== Objective ==
Determine how many lines of the records include "index", and answer with the number alone.

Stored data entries
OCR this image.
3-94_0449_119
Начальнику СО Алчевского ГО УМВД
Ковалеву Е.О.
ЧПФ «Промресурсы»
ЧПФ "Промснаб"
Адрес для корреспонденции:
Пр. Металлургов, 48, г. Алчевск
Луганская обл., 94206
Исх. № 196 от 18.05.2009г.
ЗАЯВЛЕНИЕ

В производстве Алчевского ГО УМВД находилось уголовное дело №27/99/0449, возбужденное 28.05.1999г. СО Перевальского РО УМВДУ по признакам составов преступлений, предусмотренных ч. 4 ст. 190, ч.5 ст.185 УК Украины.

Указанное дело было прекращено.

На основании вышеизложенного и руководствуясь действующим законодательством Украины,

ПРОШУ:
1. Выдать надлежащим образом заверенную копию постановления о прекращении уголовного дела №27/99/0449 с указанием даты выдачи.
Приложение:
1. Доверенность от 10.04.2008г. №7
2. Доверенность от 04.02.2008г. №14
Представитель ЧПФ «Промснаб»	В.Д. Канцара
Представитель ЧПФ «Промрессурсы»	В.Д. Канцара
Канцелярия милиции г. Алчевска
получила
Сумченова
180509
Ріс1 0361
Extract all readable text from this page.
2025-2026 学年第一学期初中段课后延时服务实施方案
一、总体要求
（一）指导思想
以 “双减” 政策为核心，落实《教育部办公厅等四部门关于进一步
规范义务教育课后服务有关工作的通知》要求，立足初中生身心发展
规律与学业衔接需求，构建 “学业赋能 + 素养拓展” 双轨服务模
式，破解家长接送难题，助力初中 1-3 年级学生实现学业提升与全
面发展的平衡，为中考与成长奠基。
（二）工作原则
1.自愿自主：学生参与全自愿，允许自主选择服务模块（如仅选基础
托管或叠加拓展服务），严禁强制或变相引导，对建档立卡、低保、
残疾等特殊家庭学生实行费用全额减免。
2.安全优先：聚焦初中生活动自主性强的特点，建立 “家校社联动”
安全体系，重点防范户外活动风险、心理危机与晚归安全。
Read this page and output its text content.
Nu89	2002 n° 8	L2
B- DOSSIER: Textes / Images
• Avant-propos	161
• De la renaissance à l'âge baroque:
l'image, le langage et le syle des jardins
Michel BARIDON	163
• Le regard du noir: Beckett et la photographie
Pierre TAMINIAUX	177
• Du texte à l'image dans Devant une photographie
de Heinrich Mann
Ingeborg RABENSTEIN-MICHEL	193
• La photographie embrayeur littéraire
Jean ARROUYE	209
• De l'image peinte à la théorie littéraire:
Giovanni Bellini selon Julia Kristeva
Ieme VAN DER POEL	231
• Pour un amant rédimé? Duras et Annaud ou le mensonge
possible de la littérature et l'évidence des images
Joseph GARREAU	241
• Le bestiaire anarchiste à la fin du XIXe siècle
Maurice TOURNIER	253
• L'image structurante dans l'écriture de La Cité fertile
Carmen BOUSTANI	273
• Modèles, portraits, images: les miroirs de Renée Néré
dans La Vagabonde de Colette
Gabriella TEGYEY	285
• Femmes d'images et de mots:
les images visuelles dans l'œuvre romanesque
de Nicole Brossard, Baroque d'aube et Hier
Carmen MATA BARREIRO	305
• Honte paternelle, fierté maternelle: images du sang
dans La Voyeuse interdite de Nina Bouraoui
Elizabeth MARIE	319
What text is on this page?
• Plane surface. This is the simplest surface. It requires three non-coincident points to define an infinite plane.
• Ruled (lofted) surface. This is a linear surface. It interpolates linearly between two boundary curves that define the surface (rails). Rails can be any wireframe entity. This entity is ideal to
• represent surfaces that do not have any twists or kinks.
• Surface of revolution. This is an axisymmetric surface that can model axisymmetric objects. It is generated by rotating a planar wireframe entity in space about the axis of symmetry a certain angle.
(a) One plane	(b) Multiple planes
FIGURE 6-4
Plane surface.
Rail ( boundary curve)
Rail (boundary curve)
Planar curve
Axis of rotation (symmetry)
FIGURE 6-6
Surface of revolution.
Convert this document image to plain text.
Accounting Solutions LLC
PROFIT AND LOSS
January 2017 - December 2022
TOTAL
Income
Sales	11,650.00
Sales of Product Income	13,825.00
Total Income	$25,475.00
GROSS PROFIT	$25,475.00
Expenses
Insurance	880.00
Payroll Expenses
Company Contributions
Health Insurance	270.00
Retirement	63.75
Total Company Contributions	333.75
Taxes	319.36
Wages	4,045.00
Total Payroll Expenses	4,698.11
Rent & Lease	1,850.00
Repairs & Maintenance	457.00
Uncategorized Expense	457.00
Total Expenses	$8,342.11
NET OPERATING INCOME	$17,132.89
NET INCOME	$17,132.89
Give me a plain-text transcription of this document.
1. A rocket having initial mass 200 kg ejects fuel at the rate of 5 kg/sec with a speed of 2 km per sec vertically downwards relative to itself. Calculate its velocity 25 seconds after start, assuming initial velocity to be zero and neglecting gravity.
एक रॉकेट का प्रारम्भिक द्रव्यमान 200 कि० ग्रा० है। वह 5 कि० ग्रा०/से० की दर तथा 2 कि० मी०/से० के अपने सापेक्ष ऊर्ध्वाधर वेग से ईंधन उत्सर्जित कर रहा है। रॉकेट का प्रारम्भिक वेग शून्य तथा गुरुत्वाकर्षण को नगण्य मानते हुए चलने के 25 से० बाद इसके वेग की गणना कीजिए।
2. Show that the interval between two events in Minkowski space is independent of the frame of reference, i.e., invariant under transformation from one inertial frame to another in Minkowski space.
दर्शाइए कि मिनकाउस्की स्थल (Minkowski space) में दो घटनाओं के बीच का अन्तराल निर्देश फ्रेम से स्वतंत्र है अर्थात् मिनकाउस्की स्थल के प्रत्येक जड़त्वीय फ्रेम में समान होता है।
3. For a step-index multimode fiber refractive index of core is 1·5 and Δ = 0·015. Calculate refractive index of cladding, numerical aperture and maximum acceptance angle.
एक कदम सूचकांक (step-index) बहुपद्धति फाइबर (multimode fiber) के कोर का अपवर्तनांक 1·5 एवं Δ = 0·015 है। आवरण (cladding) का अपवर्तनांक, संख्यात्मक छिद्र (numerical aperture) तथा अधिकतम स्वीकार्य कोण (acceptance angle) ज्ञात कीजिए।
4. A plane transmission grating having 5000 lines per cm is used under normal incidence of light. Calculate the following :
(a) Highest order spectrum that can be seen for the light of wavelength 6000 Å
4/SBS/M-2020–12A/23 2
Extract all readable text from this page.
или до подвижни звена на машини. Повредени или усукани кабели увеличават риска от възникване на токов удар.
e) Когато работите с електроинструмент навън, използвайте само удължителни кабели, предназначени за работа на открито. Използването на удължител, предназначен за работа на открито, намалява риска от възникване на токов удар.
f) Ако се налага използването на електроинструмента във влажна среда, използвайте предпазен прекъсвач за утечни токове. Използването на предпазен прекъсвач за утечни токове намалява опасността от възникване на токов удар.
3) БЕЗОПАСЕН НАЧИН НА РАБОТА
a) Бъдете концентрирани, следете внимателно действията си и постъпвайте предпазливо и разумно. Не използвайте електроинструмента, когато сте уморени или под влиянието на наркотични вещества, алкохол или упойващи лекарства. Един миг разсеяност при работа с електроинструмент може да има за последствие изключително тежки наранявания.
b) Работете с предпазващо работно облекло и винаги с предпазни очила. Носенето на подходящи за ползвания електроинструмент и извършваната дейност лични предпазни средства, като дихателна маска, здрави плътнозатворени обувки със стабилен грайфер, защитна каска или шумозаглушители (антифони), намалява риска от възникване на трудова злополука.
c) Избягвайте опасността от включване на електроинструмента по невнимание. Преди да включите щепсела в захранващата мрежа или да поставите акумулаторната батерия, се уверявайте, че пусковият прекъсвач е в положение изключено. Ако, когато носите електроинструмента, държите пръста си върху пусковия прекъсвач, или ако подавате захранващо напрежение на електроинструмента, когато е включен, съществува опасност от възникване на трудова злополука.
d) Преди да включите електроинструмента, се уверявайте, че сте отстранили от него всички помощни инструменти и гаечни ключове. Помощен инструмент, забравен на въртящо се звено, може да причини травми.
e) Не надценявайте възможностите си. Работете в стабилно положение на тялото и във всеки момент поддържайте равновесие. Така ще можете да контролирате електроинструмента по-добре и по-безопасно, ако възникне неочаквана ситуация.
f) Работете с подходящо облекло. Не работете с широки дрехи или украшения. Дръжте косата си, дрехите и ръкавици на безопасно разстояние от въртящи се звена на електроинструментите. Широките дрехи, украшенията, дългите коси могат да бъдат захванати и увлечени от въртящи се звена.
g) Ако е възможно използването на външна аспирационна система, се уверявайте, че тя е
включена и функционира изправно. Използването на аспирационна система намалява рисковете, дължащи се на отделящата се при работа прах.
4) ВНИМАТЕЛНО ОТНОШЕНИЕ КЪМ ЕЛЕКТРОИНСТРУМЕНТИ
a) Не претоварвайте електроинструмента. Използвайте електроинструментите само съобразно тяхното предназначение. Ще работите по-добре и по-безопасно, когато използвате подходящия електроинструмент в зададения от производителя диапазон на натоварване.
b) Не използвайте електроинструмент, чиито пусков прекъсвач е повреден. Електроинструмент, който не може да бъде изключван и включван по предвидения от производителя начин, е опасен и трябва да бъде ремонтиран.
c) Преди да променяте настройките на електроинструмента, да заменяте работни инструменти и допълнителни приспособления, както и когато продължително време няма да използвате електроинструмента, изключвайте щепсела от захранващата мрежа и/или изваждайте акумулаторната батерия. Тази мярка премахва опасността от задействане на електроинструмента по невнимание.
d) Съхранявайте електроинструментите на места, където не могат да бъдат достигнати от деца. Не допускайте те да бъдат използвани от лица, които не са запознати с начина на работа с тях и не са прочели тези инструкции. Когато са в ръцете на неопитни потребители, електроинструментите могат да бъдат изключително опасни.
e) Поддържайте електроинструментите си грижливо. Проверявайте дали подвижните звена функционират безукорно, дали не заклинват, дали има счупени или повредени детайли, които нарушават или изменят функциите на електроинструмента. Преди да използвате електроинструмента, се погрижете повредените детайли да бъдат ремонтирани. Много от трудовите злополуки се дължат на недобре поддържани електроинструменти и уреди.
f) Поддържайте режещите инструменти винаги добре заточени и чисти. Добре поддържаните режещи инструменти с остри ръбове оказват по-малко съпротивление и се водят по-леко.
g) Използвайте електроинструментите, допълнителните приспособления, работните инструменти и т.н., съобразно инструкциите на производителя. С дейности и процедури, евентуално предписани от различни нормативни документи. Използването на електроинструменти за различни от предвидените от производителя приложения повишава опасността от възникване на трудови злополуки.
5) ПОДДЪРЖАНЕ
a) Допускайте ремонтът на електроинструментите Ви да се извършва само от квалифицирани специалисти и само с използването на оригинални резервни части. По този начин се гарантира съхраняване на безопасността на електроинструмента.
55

== Solution ==
2